**Stated exercise**
Write the material out again, line by line, exactly as it is.
------------------------------------------------------------------------
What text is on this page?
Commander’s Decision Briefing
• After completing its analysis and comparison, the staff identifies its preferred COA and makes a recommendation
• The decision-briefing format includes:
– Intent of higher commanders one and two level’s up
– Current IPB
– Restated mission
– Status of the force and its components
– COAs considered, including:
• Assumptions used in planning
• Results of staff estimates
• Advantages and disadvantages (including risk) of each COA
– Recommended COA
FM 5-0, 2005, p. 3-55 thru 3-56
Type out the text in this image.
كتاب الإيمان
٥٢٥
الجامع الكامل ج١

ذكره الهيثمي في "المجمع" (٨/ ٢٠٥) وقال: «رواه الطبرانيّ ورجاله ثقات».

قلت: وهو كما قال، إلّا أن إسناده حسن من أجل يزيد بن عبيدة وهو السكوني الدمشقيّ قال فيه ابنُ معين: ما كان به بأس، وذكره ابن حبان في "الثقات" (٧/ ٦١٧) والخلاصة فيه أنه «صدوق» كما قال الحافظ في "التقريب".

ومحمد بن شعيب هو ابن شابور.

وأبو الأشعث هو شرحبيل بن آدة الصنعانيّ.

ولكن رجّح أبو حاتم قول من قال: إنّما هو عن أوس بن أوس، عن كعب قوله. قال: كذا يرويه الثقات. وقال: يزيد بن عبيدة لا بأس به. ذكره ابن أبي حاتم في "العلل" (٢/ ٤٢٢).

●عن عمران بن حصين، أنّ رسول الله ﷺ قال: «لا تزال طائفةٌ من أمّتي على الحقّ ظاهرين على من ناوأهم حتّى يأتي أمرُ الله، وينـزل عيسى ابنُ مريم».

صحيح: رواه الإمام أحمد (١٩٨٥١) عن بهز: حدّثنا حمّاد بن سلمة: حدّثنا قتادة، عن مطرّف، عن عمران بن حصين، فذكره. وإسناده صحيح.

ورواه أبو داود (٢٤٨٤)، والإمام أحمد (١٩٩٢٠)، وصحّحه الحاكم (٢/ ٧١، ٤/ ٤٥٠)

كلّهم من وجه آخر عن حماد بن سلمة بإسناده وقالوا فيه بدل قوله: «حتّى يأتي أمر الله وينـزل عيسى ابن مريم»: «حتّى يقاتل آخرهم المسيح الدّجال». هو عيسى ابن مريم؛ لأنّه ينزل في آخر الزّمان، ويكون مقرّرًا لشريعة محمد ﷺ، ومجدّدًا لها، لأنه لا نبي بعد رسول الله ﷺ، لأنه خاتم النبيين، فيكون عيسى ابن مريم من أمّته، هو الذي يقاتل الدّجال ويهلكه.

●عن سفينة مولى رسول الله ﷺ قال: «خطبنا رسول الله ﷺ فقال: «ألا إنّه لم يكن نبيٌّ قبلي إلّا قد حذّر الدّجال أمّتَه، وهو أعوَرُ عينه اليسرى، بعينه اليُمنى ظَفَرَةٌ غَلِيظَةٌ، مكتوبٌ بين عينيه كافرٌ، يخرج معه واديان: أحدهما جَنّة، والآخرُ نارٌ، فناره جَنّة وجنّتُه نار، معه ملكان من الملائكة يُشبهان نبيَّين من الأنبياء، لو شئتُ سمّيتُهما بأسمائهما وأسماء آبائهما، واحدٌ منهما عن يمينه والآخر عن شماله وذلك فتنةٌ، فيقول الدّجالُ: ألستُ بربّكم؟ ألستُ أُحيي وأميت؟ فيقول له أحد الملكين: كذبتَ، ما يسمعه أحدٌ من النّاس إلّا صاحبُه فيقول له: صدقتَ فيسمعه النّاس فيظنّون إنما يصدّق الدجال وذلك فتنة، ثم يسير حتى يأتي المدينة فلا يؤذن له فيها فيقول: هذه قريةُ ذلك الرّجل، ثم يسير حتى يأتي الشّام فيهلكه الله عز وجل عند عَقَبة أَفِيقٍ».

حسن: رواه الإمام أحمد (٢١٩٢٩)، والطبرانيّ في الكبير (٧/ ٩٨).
------------------------------------------------------------------------
**Output below**
What text is on this page?
Commander’s Decision Briefing
• After completing its analysis and comparison, the staff identifies its preferred COA and makes a recommendation
• The decision-briefing format includes:
– Intent of higher commanders one and two level’s up
– Current IPB
– Restated mission
– Status of the force and its components
– COAs considered, including:
• Assumptions used in planning
• Results of staff estimates
• Advantages and disadvantages (including risk) of each COA
– Recommended COA
FM 5-0, 2005, p. 3-55 thru 3-56
Type out the text in this image.
كتاب الإيمان
٥٢٥
الجامع الكامل ج١

ذكره الهيثمي في "المجمع" (٨/ ٢٠٥) وقال: «رواه الطبرانيّ ورجاله ثقات».

قلت: وهو كما قال، إلّا أن إسناده حسن من أجل يزيد بن عبيدة وهو السكوني الدمشقيّ قال فيه ابنُ معين: ما كان به بأس، وذكره ابن حبان في "الثقات" (٧/ ٦١٧) والخلاصة فيه أنه «صدوق» كما قال الحافظ في "التقريب".

ومحمد بن شعيب هو ابن شابور.

وأبو الأشعث هو شرحبيل بن آدة الصنعانيّ.

ولكن رجّح أبو حاتم قول من قال: إنّما هو عن أوس بن أوس، عن كعب قوله. قال: كذا يرويه الثقات. وقال: يزيد بن عبيدة لا بأس به. ذكره ابن أبي حاتم في "العلل" (٢/ ٤٢٢).

●عن عمران بن حصين، أنّ رسول الله ﷺ قال: «لا تزال طائفةٌ من أمّتي على الحقّ ظاهرين على من ناوأهم حتّى يأتي أمرُ الله، وينـزل عيسى ابنُ مريم».

صحيح: رواه الإمام أحمد (١٩٨٥١) عن بهز: حدّثنا حمّاد بن سلمة: حدّثنا قتادة، عن مطرّف، عن عمران بن حصين، فذكره. وإسناده صحيح.

ورواه أبو داود (٢٤٨٤)، والإمام أحمد (١٩٩٢٠)، وصحّحه الحاكم (٢/ ٧١، ٤/ ٤٥٠)

كلّهم من وجه آخر عن حماد بن سلمة بإسناده وقالوا فيه بدل قوله: «حتّى يأتي أمر الله وينـزل عيسى ابن مريم»: «حتّى يقاتل آخرهم المسيح الدّجال». هو عيسى ابن مريم؛ لأنّه ينزل في آخر الزّمان، ويكون مقرّرًا لشريعة محمد ﷺ، ومجدّدًا لها، لأنه لا نبي بعد رسول الله ﷺ، لأنه خاتم النبيين، فيكون عيسى ابن مريم من أمّته، هو الذي يقاتل الدّجال ويهلكه.

●عن سفينة مولى رسول الله ﷺ قال: «خطبنا رسول الله ﷺ فقال: «ألا إنّه لم يكن نبيٌّ قبلي إلّا قد حذّر الدّجال أمّتَه، وهو أعوَرُ عينه اليسرى، بعينه اليُمنى ظَفَرَةٌ غَلِيظَةٌ، مكتوبٌ بين عينيه كافرٌ، يخرج معه واديان: أحدهما جَنّة، والآخرُ نارٌ، فناره جَنّة وجنّتُه نار، معه ملكان من الملائكة يُشبهان نبيَّين من الأنبياء، لو شئتُ سمّيتُهما بأسمائهما وأسماء آبائهما، واحدٌ منهما عن يمينه والآخر عن شماله وذلك فتنةٌ، فيقول الدّجالُ: ألستُ بربّكم؟ ألستُ أُحيي وأميت؟ فيقول له أحد الملكين: كذبتَ، ما يسمعه أحدٌ من النّاس إلّا صاحبُه فيقول له: صدقتَ فيسمعه النّاس فيظنّون إنما يصدّق الدجال وذلك فتنة، ثم يسير حتى يأتي المدينة فلا يؤذن له فيها فيقول: هذه قريةُ ذلك الرّجل، ثم يسير حتى يأتي الشّام فيهلكه الله عز وجل عند عَقَبة أَفِيقٍ».

حسن: رواه الإمام أحمد (٢١٩٢٩)، والطبرانيّ في الكبير (٧/ ٩٨).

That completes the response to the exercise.